▸ **STATED EXERCISE**: Leave out any picture and return the remaining listing below exactly as given.

▸ **TASK MATERIAL**:

::::

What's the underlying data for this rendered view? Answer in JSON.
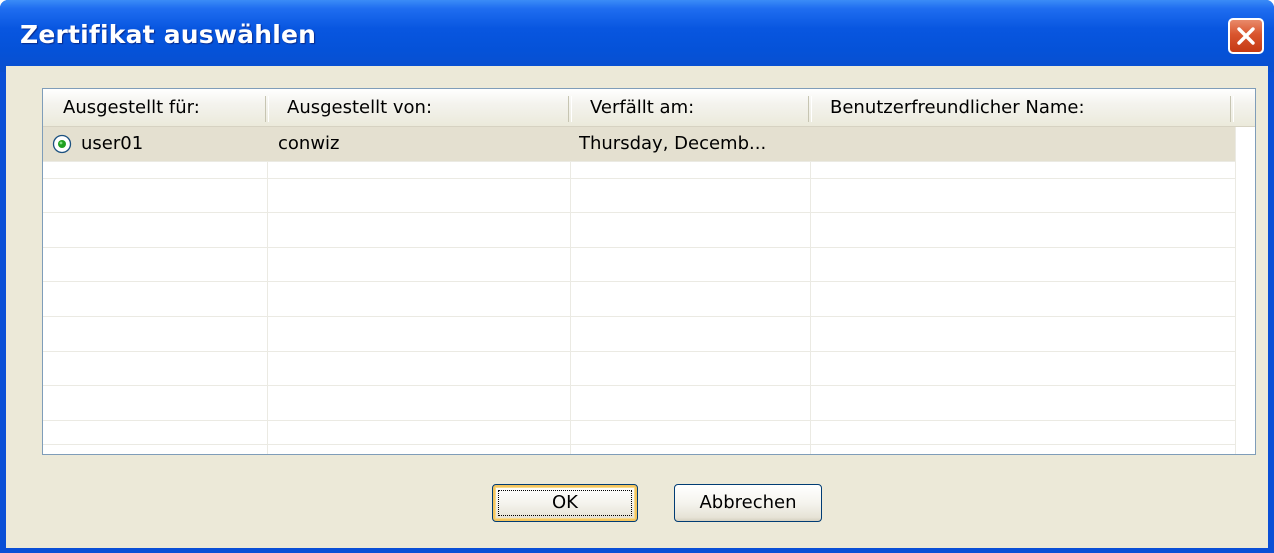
{
  "window": {
    "title": "Zertifikat auswählen"
  },
  "table": {
    "columns": [
      "Ausgestellt für:",
      "Ausgestellt von:",
      "Verfällt am:",
      "Benutzerfreundlicher Name:"
    ],
    "rows": [
      {
        "issued_to": "user01",
        "issued_by": "conwiz",
        "expires": "Thursday, Decemb...",
        "friendly_name": "",
        "selected": true
      }
    ]
  },
  "buttons": {
    "ok_label": "OK",
    "cancel_label": "Abbrechen"
  },
  "colors": {
    "titlebar": "#0552d8",
    "client_bg": "#ece9d8",
    "close_button": "#d9552e",
    "selected_row": "#e4e0d0",
    "radio_dot": "#21a121"
  },
  "icons": {
    "close": "close-icon",
    "radio": "radio-selected-icon"
  }
}
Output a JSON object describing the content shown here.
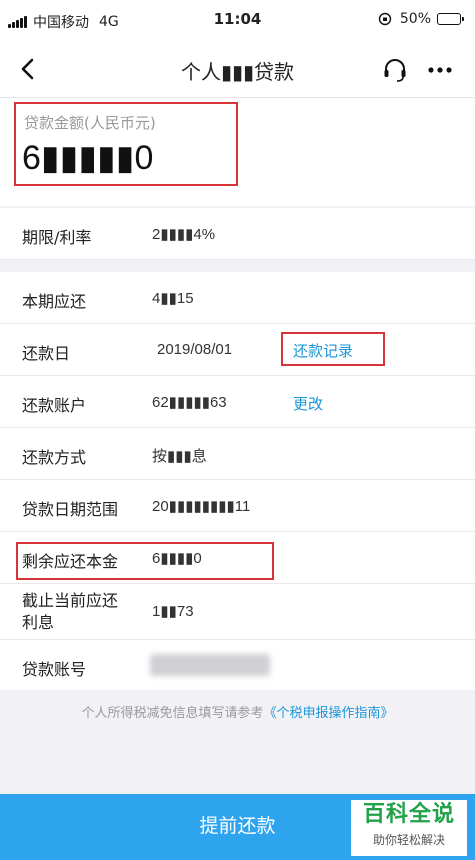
{
  "status_bar": {
    "carrier": "中国移动",
    "network": "4G",
    "time": "11:04",
    "battery_percent": "50%",
    "battery_level": 0.5
  },
  "nav": {
    "title": "个人▮▮▮贷款",
    "back_icon": "chevron-left-icon",
    "headset_icon": "headset-icon",
    "more_icon": "more-dots-icon"
  },
  "amount": {
    "label": "贷款金额(人民币元)",
    "value": "6▮▮▮▮▮0"
  },
  "rows": {
    "term_rate": {
      "label": "期限/利率",
      "value": "2▮▮▮▮4%"
    },
    "current_due": {
      "label": "本期应还",
      "value": "4▮▮15"
    },
    "repay_day": {
      "label": "还款日",
      "value": "2019/08/01",
      "link": "还款记录"
    },
    "account": {
      "label": "还款账户",
      "value": "62▮▮▮▮▮63",
      "link": "更改"
    },
    "method": {
      "label": "还款方式",
      "value": "按▮▮▮息"
    },
    "period": {
      "label": "贷款日期范围",
      "value": "20▮▮▮▮▮▮▮▮11"
    },
    "principal": {
      "label": "剩余应还本金",
      "value": "6▮▮▮▮0"
    },
    "interest": {
      "label_line1": "截止当前应还",
      "label_line2": "利息",
      "value": "1▮▮73"
    },
    "loan_no": {
      "label": "贷款账号"
    }
  },
  "footer": {
    "note_prefix": "个人所得税减免信息填写请参考",
    "note_link": "《个税申报操作指南》"
  },
  "button": {
    "prepay_label": "提前还款"
  },
  "watermark": {
    "title": "百科全说",
    "subtitle": "助你轻松解决"
  },
  "colors": {
    "accent": "#2ea3ee",
    "link": "#1a95d8",
    "highlight": "#d9333a",
    "watermark": "#21a24a"
  }
}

::::

▸ **ANSWER TO THE PROBLEM**:
What's the underlying data for this rendered view? Answer in JSON.
{
  "window": {
    "title": "Zertifikat auswählen"
  },
  "table": {
    "columns": [
      "Ausgestellt für:",
      "Ausgestellt von:",
      "Verfällt am:",
      "Benutzerfreundlicher Name:"
    ],
    "rows": [
      {
        "issued_to": "user01",
        "issued_by": "conwiz",
        "expires": "Thursday, Decemb...",
        "friendly_name": "",
        "selected": true
      }
    ]
  },
  "buttons": {
    "ok_label": "OK",
    "cancel_label": "Abbrechen"
  },
  "colors": {
    "titlebar": "#0552d8",
    "client_bg": "#ece9d8",
    "close_button": "#d9552e",
    "selected_row": "#e4e0d0",
    "radio_dot": "#21a121"
  },
  "icons": {
    "close": "close-icon",
    "radio": "radio-selected-icon"
  }
}
Output a JSON object describing the content shown here.
{
  "status_bar": {
    "carrier": "中国移动",
    "network": "4G",
    "time": "11:04",
    "battery_percent": "50%",
    "battery_level": 0.5
  },
  "nav": {
    "title": "个人▮▮▮贷款",
    "back_icon": "chevron-left-icon",
    "headset_icon": "headset-icon",
    "more_icon": "more-dots-icon"
  },
  "amount": {
    "label": "贷款金额(人民币元)",
    "value": "6▮▮▮▮▮0"
  },
  "rows": {
    "term_rate": {
      "label": "期限/利率",
      "value": "2▮▮▮▮4%"
    },
    "current_due": {
      "label": "本期应还",
      "value": "4▮▮15"
    },
    "repay_day": {
      "label": "还款日",
      "value": "2019/08/01",
      "link": "还款记录"
    },
    "account": {
      "label": "还款账户",
      "value": "62▮▮▮▮▮63",
      "link": "更改"
    },
    "method": {
      "label": "还款方式",
      "value": "按▮▮▮息"
    },
    "period": {
      "label": "贷款日期范围",
      "value": "20▮▮▮▮▮▮▮▮11"
    },
    "principal": {
      "label": "剩余应还本金",
      "value": "6▮▮▮▮0"
    },
    "interest": {
      "label_line1": "截止当前应还",
      "label_line2": "利息",
      "value": "1▮▮73"
    },
    "loan_no": {
      "label": "贷款账号"
    }
  },
  "footer": {
    "note_prefix": "个人所得税减免信息填写请参考",
    "note_link": "《个税申报操作指南》"
  },
  "button": {
    "prepay_label": "提前还款"
  },
  "watermark": {
    "title": "百科全说",
    "subtitle": "助你轻松解决"
  },
  "colors": {
    "accent": "#2ea3ee",
    "link": "#1a95d8",
    "highlight": "#d9333a",
    "watermark": "#21a24a"
  }
}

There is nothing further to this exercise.